-- What you need to do --
Return the whole listing, keeping every character the same.

>> BEGIN Raw records

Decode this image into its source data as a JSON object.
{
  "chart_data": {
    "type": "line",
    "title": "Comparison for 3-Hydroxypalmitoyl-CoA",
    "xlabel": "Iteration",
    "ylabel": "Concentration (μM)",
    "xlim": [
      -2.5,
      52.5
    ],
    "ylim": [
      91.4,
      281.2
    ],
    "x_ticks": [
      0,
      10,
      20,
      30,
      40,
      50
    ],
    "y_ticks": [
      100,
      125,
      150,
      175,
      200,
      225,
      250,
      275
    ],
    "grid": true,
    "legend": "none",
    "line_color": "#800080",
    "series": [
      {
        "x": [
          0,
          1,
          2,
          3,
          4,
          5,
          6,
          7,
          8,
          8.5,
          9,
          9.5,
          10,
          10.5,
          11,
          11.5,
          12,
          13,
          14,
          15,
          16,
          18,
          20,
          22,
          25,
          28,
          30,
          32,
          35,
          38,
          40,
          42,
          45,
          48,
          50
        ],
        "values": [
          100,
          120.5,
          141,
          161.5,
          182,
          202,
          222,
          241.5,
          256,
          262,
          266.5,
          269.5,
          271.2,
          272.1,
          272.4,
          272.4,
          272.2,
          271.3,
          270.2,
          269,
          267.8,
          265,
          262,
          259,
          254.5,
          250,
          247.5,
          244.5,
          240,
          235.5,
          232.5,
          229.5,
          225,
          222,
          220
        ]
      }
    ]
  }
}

>> END Raw records

-- Solved exercise --
Decode this image into its source data as a JSON object.
{
  "chart_data": {
    "type": "line",
    "title": "Comparison for 3-Hydroxypalmitoyl-CoA",
    "xlabel": "Iteration",
    "ylabel": "Concentration (μM)",
    "xlim": [
      -2.5,
      52.5
    ],
    "ylim": [
      91.4,
      281.2
    ],
    "x_ticks": [
      0,
      10,
      20,
      30,
      40,
      50
    ],
    "y_ticks": [
      100,
      125,
      150,
      175,
      200,
      225,
      250,
      275
    ],
    "grid": true,
    "legend": "none",
    "line_color": "#800080",
    "series": [
      {
        "x": [
          0,
          1,
          2,
          3,
          4,
          5,
          6,
          7,
          8,
          8.5,
          9,
          9.5,
          10,
          10.5,
          11,
          11.5,
          12,
          13,
          14,
          15,
          16,
          18,
          20,
          22,
          25,
          28,
          30,
          32,
          35,
          38,
          40,
          42,
          45,
          48,
          50
        ],
        "values": [
          100,
          120.5,
          141,
          161.5,
          182,
          202,
          222,
          241.5,
          256,
          262,
          266.5,
          269.5,
          271.2,
          272.1,
          272.4,
          272.4,
          272.2,
          271.3,
          270.2,
          269,
          267.8,
          265,
          262,
          259,
          254.5,
          250,
          247.5,
          244.5,
          240,
          235.5,
          232.5,
          229.5,
          225,
          222,
          220
        ]
      }
    ]
  }
}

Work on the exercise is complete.